* TASK TO CARRY OUT:
Will you output the entries below exactly, skipping every image they contain?

─── TASK INPUTS

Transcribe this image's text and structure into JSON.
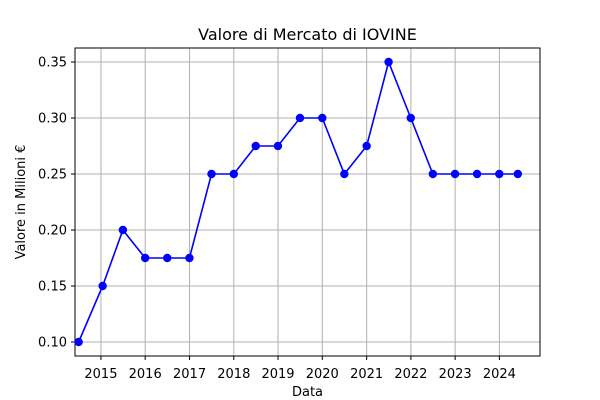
{
  "chart_data": {
    "type": "line",
    "title": "Valore di Mercato di IOVINE",
    "xlabel": "Data",
    "ylabel": "Valore in Milioni €",
    "x_tick_labels": [
      "2015",
      "2016",
      "2017",
      "2018",
      "2019",
      "2020",
      "2021",
      "2022",
      "2023",
      "2024"
    ],
    "y_tick_labels": [
      "0.10",
      "0.15",
      "0.20",
      "0.25",
      "0.30",
      "0.35"
    ],
    "xlim": [
      "2014-06-01",
      "2024-12-01"
    ],
    "ylim": [
      0.0875,
      0.3625
    ],
    "grid": true,
    "series": [
      {
        "color": "#0000ff",
        "x": [
          "2014-07-01",
          "2015-01-15",
          "2015-07-01",
          "2016-01-01",
          "2016-07-01",
          "2016-12-31",
          "2017-07-01",
          "2018-01-01",
          "2018-07-01",
          "2018-12-31",
          "2019-07-01",
          "2020-01-01",
          "2020-07-01",
          "2021-01-01",
          "2021-07-01",
          "2021-12-31",
          "2022-07-01",
          "2022-12-31",
          "2023-07-01",
          "2023-12-31",
          "2024-06-01"
        ],
        "values": [
          0.1,
          0.15,
          0.2,
          0.175,
          0.175,
          0.175,
          0.25,
          0.25,
          0.275,
          0.275,
          0.3,
          0.3,
          0.25,
          0.275,
          0.35,
          0.3,
          0.25,
          0.25,
          0.25,
          0.25,
          0.25
        ]
      }
    ]
  }
}
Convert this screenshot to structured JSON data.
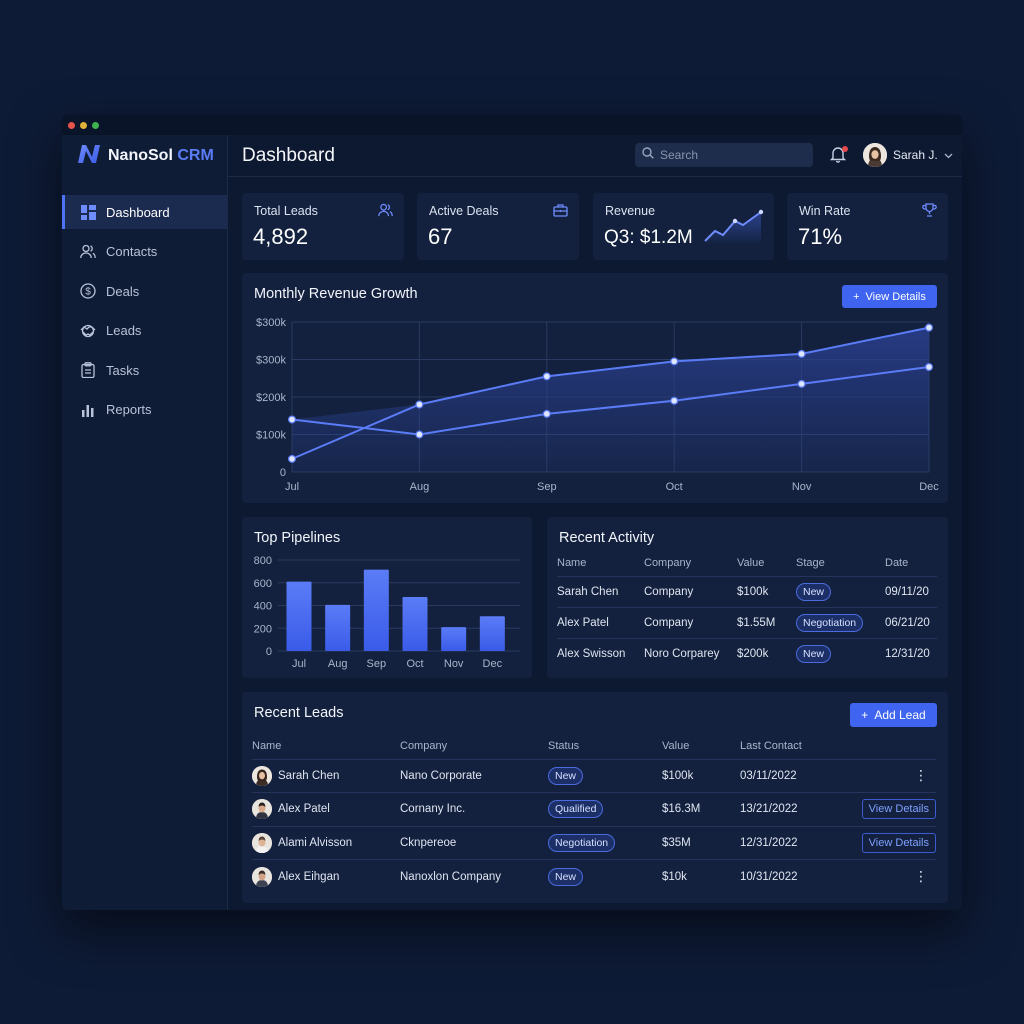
{
  "app": {
    "brand_main": "NanoSol",
    "brand_accent": "CRM"
  },
  "sidebar": {
    "items": [
      {
        "label": "Dashboard",
        "icon": "grid-icon",
        "active": true
      },
      {
        "label": "Contacts",
        "icon": "users-icon",
        "active": false
      },
      {
        "label": "Deals",
        "icon": "dollar-icon",
        "active": false
      },
      {
        "label": "Leads",
        "icon": "handshake-icon",
        "active": false
      },
      {
        "label": "Tasks",
        "icon": "clipboard-icon",
        "active": false
      },
      {
        "label": "Reports",
        "icon": "bar-chart-icon",
        "active": false
      }
    ]
  },
  "header": {
    "title": "Dashboard",
    "search_placeholder": "Search",
    "user_name": "Sarah J."
  },
  "stats": [
    {
      "label": "Total Leads",
      "value": "4,892",
      "icon": "users-icon"
    },
    {
      "label": "Active Deals",
      "value": "67",
      "icon": "briefcase-icon"
    },
    {
      "label": "Revenue",
      "value": "Q3: $1.2M",
      "icon": "sparkline-icon"
    },
    {
      "label": "Win Rate",
      "value": "71%",
      "icon": "trophy-icon"
    }
  ],
  "revenue_card": {
    "title": "Monthly Revenue Growth",
    "button": "View Details"
  },
  "pipelines_card": {
    "title": "Top Pipelines"
  },
  "activity": {
    "title": "Recent Activity",
    "columns": [
      "Name",
      "Company",
      "Value",
      "Stage",
      "Date"
    ],
    "rows": [
      {
        "name": "Sarah Chen",
        "company": "Company",
        "value": "$100k",
        "stage": "New",
        "date": "09/11/20"
      },
      {
        "name": "Alex Patel",
        "company": "Company",
        "value": "$1.55M",
        "stage": "Negotiation",
        "date": "06/21/20"
      },
      {
        "name": "Alex Swisson",
        "company": "Noro Corparey",
        "value": "$200k",
        "stage": "New",
        "date": "12/31/20"
      }
    ]
  },
  "leads": {
    "title": "Recent Leads",
    "add_button": "Add Lead",
    "columns": [
      "Name",
      "Company",
      "Status",
      "Value",
      "Last Contact"
    ],
    "rows": [
      {
        "name": "Sarah Chen",
        "company": "Nano Corporate",
        "status": "New",
        "value": "$100k",
        "last_contact": "03/11/2022",
        "action": "menu"
      },
      {
        "name": "Alex Patel",
        "company": "Cornany Inc.",
        "status": "Qualified",
        "value": "$16.3M",
        "last_contact": "13/21/2022",
        "action": "View Details"
      },
      {
        "name": "Alami Alvisson",
        "company": "Cknpereoe",
        "status": "Negotiation",
        "value": "$35M",
        "last_contact": "12/31/2022",
        "action": "View Details"
      },
      {
        "name": "Alex Eihgan",
        "company": "Nanoxlon Company",
        "status": "New",
        "value": "$10k",
        "last_contact": "10/31/2022",
        "action": "menu"
      }
    ]
  },
  "chart_data": [
    {
      "type": "line",
      "title": "Monthly Revenue Growth",
      "categories": [
        "Jul",
        "Aug",
        "Sep",
        "Oct",
        "Nov",
        "Dec"
      ],
      "y_tick_labels": [
        "0",
        "$100k",
        "$200k",
        "$300k",
        "$300k"
      ],
      "ylim": [
        0,
        400
      ],
      "grid": true,
      "series": [
        {
          "values": [
            35,
            180,
            255,
            295,
            315,
            385
          ]
        },
        {
          "values": [
            140,
            100,
            155,
            190,
            235,
            280
          ]
        }
      ],
      "colors": {
        "line": "#5b7cf7",
        "fill": "#2a3f8f"
      }
    },
    {
      "type": "bar",
      "title": "Top Pipelines",
      "categories": [
        "Jul",
        "Aug",
        "Sep",
        "Oct",
        "Nov",
        "Dec"
      ],
      "values": [
        610,
        405,
        715,
        475,
        210,
        305
      ],
      "y_ticks": [
        0,
        200,
        400,
        600,
        800
      ],
      "ylim": [
        0,
        800
      ],
      "colors": {
        "bar": "#4b6df0"
      }
    }
  ]
}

──────

* ANSWER BELOW:
Transcribe this image's text and structure into JSON.
{
  "chart_data": {
    "type": "line",
    "title": "Valore di Mercato di IOVINE",
    "xlabel": "Data",
    "ylabel": "Valore in Milioni €",
    "x_tick_labels": [
      "2015",
      "2016",
      "2017",
      "2018",
      "2019",
      "2020",
      "2021",
      "2022",
      "2023",
      "2024"
    ],
    "y_tick_labels": [
      "0.10",
      "0.15",
      "0.20",
      "0.25",
      "0.30",
      "0.35"
    ],
    "xlim": [
      "2014-06-01",
      "2024-12-01"
    ],
    "ylim": [
      0.0875,
      0.3625
    ],
    "grid": true,
    "series": [
      {
        "color": "#0000ff",
        "x": [
          "2014-07-01",
          "2015-01-15",
          "2015-07-01",
          "2016-01-01",
          "2016-07-01",
          "2016-12-31",
          "2017-07-01",
          "2018-01-01",
          "2018-07-01",
          "2018-12-31",
          "2019-07-01",
          "2020-01-01",
          "2020-07-01",
          "2021-01-01",
          "2021-07-01",
          "2021-12-31",
          "2022-07-01",
          "2022-12-31",
          "2023-07-01",
          "2023-12-31",
          "2024-06-01"
        ],
        "values": [
          0.1,
          0.15,
          0.2,
          0.175,
          0.175,
          0.175,
          0.25,
          0.25,
          0.275,
          0.275,
          0.3,
          0.3,
          0.25,
          0.275,
          0.35,
          0.3,
          0.25,
          0.25,
          0.25,
          0.25,
          0.25
        ]
      }
    ]
  }
}
Convert this screenshot to structured JSON data.
{
  "app": {
    "brand_main": "NanoSol",
    "brand_accent": "CRM"
  },
  "sidebar": {
    "items": [
      {
        "label": "Dashboard",
        "icon": "grid-icon",
        "active": true
      },
      {
        "label": "Contacts",
        "icon": "users-icon",
        "active": false
      },
      {
        "label": "Deals",
        "icon": "dollar-icon",
        "active": false
      },
      {
        "label": "Leads",
        "icon": "handshake-icon",
        "active": false
      },
      {
        "label": "Tasks",
        "icon": "clipboard-icon",
        "active": false
      },
      {
        "label": "Reports",
        "icon": "bar-chart-icon",
        "active": false
      }
    ]
  },
  "header": {
    "title": "Dashboard",
    "search_placeholder": "Search",
    "user_name": "Sarah J."
  },
  "stats": [
    {
      "label": "Total Leads",
      "value": "4,892",
      "icon": "users-icon"
    },
    {
      "label": "Active Deals",
      "value": "67",
      "icon": "briefcase-icon"
    },
    {
      "label": "Revenue",
      "value": "Q3: $1.2M",
      "icon": "sparkline-icon"
    },
    {
      "label": "Win Rate",
      "value": "71%",
      "icon": "trophy-icon"
    }
  ],
  "revenue_card": {
    "title": "Monthly Revenue Growth",
    "button": "View Details"
  },
  "pipelines_card": {
    "title": "Top Pipelines"
  },
  "activity": {
    "title": "Recent Activity",
    "columns": [
      "Name",
      "Company",
      "Value",
      "Stage",
      "Date"
    ],
    "rows": [
      {
        "name": "Sarah Chen",
        "company": "Company",
        "value": "$100k",
        "stage": "New",
        "date": "09/11/20"
      },
      {
        "name": "Alex Patel",
        "company": "Company",
        "value": "$1.55M",
        "stage": "Negotiation",
        "date": "06/21/20"
      },
      {
        "name": "Alex Swisson",
        "company": "Noro Corparey",
        "value": "$200k",
        "stage": "New",
        "date": "12/31/20"
      }
    ]
  },
  "leads": {
    "title": "Recent Leads",
    "add_button": "Add Lead",
    "columns": [
      "Name",
      "Company",
      "Status",
      "Value",
      "Last Contact"
    ],
    "rows": [
      {
        "name": "Sarah Chen",
        "company": "Nano Corporate",
        "status": "New",
        "value": "$100k",
        "last_contact": "03/11/2022",
        "action": "menu"
      },
      {
        "name": "Alex Patel",
        "company": "Cornany Inc.",
        "status": "Qualified",
        "value": "$16.3M",
        "last_contact": "13/21/2022",
        "action": "View Details"
      },
      {
        "name": "Alami Alvisson",
        "company": "Cknpereoe",
        "status": "Negotiation",
        "value": "$35M",
        "last_contact": "12/31/2022",
        "action": "View Details"
      },
      {
        "name": "Alex Eihgan",
        "company": "Nanoxlon Company",
        "status": "New",
        "value": "$10k",
        "last_contact": "10/31/2022",
        "action": "menu"
      }
    ]
  },
  "chart_data": [
    {
      "type": "line",
      "title": "Monthly Revenue Growth",
      "categories": [
        "Jul",
        "Aug",
        "Sep",
        "Oct",
        "Nov",
        "Dec"
      ],
      "y_tick_labels": [
        "0",
        "$100k",
        "$200k",
        "$300k",
        "$300k"
      ],
      "ylim": [
        0,
        400
      ],
      "grid": true,
      "series": [
        {
          "values": [
            35,
            180,
            255,
            295,
            315,
            385
          ]
        },
        {
          "values": [
            140,
            100,
            155,
            190,
            235,
            280
          ]
        }
      ],
      "colors": {
        "line": "#5b7cf7",
        "fill": "#2a3f8f"
      }
    },
    {
      "type": "bar",
      "title": "Top Pipelines",
      "categories": [
        "Jul",
        "Aug",
        "Sep",
        "Oct",
        "Nov",
        "Dec"
      ],
      "values": [
        610,
        405,
        715,
        475,
        210,
        305
      ],
      "y_ticks": [
        0,
        200,
        400,
        600,
        800
      ],
      "ylim": [
        0,
        800
      ],
      "colors": {
        "bar": "#4b6df0"
      }
    }
  ]
}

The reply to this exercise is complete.